» Request: Please reproduce the data from its first line through the line containing "tab-wechat-leads[interactable]: 微信线索 (587, 133, 659, 157)", including both of those lines.
⟨
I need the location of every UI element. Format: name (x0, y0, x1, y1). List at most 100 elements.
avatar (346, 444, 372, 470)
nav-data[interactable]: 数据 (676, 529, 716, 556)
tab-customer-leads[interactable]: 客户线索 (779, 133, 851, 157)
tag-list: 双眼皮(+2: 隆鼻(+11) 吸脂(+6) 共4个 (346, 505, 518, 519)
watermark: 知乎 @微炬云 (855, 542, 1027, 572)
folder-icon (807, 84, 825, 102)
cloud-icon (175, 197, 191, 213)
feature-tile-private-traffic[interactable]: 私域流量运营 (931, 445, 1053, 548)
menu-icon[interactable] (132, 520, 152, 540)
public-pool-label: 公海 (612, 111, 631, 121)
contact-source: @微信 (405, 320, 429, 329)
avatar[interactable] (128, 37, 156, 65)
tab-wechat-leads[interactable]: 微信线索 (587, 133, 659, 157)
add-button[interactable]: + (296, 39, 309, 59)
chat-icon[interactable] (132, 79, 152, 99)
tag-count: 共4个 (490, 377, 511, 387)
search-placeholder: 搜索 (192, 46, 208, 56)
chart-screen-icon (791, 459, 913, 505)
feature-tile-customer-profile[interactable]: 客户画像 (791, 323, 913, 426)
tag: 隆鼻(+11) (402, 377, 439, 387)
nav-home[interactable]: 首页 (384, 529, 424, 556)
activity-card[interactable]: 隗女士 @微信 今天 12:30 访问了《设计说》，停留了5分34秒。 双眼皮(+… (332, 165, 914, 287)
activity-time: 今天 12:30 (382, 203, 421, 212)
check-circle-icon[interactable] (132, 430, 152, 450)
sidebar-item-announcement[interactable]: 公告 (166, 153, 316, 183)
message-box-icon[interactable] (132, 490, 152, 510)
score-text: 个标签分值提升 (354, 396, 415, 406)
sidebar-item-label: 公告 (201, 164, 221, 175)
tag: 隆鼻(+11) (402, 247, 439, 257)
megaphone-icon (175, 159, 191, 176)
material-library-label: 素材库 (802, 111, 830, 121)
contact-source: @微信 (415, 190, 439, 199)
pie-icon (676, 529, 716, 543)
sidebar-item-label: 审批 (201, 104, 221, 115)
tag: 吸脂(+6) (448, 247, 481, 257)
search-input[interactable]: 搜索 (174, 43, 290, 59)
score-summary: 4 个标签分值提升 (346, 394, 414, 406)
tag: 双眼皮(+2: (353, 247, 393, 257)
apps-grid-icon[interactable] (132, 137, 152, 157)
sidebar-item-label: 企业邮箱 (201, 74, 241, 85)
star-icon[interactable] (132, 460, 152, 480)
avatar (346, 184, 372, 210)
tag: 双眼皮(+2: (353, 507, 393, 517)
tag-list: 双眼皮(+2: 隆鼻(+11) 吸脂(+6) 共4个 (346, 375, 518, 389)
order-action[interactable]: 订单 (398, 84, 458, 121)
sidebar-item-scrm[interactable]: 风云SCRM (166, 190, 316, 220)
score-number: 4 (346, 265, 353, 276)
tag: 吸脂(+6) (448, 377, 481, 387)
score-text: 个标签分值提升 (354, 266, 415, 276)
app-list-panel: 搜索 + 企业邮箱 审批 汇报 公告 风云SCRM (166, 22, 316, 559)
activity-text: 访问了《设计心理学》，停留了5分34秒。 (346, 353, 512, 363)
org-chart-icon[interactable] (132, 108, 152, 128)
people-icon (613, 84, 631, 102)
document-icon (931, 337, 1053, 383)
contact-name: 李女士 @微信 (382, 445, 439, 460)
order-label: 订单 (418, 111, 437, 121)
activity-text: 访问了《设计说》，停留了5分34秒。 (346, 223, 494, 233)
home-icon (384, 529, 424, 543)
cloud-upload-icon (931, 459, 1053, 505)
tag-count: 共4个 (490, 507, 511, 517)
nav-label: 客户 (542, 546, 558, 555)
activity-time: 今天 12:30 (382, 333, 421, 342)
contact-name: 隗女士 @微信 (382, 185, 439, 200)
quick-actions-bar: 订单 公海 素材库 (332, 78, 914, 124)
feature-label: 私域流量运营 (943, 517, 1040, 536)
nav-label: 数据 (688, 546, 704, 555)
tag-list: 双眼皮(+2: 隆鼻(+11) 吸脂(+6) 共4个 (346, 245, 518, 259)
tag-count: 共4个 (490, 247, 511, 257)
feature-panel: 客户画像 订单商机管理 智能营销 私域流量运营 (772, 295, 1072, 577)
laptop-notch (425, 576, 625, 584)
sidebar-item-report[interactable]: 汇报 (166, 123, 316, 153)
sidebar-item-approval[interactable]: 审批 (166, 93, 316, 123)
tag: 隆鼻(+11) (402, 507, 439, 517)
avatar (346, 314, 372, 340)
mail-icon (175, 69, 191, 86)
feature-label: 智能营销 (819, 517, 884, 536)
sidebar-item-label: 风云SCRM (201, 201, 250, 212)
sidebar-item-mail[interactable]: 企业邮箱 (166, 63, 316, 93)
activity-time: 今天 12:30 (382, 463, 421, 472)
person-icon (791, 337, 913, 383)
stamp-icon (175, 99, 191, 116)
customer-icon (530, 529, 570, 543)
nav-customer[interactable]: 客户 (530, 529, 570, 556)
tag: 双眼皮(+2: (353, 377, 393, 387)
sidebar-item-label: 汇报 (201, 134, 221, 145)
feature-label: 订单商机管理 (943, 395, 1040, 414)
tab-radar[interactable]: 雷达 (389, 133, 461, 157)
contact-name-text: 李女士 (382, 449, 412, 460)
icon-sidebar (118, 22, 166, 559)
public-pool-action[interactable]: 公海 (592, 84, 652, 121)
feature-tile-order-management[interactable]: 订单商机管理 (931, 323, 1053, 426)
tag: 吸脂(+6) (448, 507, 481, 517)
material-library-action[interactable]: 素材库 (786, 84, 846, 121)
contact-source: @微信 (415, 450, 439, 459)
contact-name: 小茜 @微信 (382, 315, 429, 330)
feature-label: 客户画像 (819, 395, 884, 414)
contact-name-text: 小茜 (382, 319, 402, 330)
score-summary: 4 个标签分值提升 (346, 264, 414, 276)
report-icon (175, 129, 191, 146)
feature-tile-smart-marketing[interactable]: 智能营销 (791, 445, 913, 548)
⟩
» Expected answer:
I need the location of every UI element. Format: name (x0, y0, x1, y1). List at most 100 elements.
avatar (346, 444, 372, 470)
nav-data[interactable]: 数据 (676, 529, 716, 556)
tab-customer-leads[interactable]: 客户线索 (779, 133, 851, 157)
tag-list: 双眼皮(+2: 隆鼻(+11) 吸脂(+6) 共4个 (346, 505, 518, 519)
watermark: 知乎 @微炬云 (855, 542, 1027, 572)
folder-icon (807, 84, 825, 102)
cloud-icon (175, 197, 191, 213)
feature-tile-private-traffic[interactable]: 私域流量运营 (931, 445, 1053, 548)
menu-icon[interactable] (132, 520, 152, 540)
public-pool-label: 公海 (612, 111, 631, 121)
contact-source: @微信 (405, 320, 429, 329)
avatar[interactable] (128, 37, 156, 65)
tab-wechat-leads[interactable]: 微信线索 (587, 133, 659, 157)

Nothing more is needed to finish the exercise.